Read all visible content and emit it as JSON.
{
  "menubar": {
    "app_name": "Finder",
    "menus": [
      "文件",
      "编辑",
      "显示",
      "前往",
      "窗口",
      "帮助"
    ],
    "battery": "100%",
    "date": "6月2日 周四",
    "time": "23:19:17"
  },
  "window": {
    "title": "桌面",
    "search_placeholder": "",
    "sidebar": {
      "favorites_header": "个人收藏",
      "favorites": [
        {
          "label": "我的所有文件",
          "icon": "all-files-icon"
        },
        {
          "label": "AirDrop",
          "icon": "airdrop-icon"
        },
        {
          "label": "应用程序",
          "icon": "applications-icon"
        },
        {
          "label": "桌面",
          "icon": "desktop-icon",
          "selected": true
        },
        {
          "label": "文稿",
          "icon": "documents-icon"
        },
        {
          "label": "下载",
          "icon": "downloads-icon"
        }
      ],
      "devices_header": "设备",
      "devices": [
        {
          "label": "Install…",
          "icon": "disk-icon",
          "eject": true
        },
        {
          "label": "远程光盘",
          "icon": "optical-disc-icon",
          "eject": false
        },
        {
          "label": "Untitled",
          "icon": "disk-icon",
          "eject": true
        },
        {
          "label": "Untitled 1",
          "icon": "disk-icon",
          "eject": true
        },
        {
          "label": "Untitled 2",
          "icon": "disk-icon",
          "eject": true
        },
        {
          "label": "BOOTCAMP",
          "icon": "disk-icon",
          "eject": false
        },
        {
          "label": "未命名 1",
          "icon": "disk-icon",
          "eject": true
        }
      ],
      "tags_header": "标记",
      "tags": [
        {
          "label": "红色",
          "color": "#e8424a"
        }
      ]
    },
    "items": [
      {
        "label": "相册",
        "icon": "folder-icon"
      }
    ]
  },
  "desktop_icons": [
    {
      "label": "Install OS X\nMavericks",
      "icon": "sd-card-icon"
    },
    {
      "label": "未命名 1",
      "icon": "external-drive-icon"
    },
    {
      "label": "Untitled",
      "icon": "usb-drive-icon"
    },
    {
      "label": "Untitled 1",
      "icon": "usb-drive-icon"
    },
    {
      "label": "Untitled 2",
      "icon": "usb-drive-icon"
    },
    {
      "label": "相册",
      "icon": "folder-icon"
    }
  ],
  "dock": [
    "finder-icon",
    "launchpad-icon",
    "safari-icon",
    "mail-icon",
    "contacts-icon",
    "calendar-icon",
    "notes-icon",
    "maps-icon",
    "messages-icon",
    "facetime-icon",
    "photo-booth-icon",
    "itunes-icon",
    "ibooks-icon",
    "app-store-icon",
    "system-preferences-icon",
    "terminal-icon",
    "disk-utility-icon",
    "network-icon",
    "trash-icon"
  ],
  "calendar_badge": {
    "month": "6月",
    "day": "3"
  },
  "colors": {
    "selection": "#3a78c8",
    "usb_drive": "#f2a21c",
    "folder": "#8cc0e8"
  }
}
+ + + + +
AIM OF THE EXERCISE: Find how many lines in the listing hold "folder", and reply with that number only.

RESULT BELOW: 3